→ Do this
Nothing other than the lines from the one containing "Serialize everything readable" through the close of the entries below should be printed, each exactly.

→ Given entries
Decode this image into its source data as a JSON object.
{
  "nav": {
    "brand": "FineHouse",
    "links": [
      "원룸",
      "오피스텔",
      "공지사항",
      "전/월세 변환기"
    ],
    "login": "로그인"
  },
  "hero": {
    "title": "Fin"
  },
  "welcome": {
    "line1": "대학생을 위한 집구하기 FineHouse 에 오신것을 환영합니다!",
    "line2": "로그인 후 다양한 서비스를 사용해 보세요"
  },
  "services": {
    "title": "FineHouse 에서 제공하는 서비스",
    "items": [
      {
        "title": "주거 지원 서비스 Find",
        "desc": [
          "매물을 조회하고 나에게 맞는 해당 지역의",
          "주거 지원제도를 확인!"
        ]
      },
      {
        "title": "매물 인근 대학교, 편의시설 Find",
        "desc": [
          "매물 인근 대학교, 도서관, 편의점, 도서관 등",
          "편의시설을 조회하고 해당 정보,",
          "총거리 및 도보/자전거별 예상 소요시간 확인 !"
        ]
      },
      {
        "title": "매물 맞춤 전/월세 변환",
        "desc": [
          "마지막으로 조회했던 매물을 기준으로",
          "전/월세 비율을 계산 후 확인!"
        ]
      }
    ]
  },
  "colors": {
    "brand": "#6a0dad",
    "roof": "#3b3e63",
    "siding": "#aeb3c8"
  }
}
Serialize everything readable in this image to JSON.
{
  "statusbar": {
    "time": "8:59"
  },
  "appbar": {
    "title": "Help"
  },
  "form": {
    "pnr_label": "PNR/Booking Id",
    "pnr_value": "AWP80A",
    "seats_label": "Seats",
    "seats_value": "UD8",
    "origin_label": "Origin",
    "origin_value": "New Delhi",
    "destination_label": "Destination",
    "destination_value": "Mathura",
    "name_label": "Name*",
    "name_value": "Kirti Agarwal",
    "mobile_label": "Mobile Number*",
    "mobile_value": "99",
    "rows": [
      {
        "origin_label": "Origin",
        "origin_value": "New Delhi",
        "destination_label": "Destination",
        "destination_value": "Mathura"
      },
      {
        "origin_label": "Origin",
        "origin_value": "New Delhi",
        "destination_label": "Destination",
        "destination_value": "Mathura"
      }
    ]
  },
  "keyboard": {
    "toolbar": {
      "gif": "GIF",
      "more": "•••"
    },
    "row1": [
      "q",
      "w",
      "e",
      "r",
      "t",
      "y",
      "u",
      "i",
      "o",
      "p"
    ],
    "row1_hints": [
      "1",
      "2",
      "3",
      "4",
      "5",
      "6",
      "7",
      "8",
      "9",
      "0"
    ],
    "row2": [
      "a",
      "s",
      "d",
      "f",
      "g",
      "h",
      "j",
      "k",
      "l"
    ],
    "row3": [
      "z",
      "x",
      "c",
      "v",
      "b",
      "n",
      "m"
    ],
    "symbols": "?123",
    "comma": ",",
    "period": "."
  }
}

→ Answer in full
Serialize everything readable in this image to JSON.
{
  "statusbar": {
    "time": "8:59"
  },
  "appbar": {
    "title": "Help"
  },
  "form": {
    "pnr_label": "PNR/Booking Id",
    "pnr_value": "AWP80A",
    "seats_label": "Seats",
    "seats_value": "UD8",
    "origin_label": "Origin",
    "origin_value": "New Delhi",
    "destination_label": "Destination",
    "destination_value": "Mathura",
    "name_label": "Name*",
    "name_value": "Kirti Agarwal",
    "mobile_label": "Mobile Number*",
    "mobile_value": "99",
    "rows": [
      {
        "origin_label": "Origin",
        "origin_value": "New Delhi",
        "destination_label": "Destination",
        "destination_value": "Mathura"
      },
      {
        "origin_label": "Origin",
        "origin_value": "New Delhi",
        "destination_label": "Destination",
        "destination_value": "Mathura"
      }
    ]
  },
  "keyboard": {
    "toolbar": {
      "gif": "GIF",
      "more": "•••"
    },
    "row1": [
      "q",
      "w",
      "e",
      "r",
      "t",
      "y",
      "u",
      "i",
      "o",
      "p"
    ],
    "row1_hints": [
      "1",
      "2",
      "3",
      "4",
      "5",
      "6",
      "7",
      "8",
      "9",
      "0"
    ],
    "row2": [
      "a",
      "s",
      "d",
      "f",
      "g",
      "h",
      "j",
      "k",
      "l"
    ],
    "row3": [
      "z",
      "x",
      "c",
      "v",
      "b",
      "n",
      "m"
    ],
    "symbols": "?123",
    "comma": ",",
    "period": "."
  }
}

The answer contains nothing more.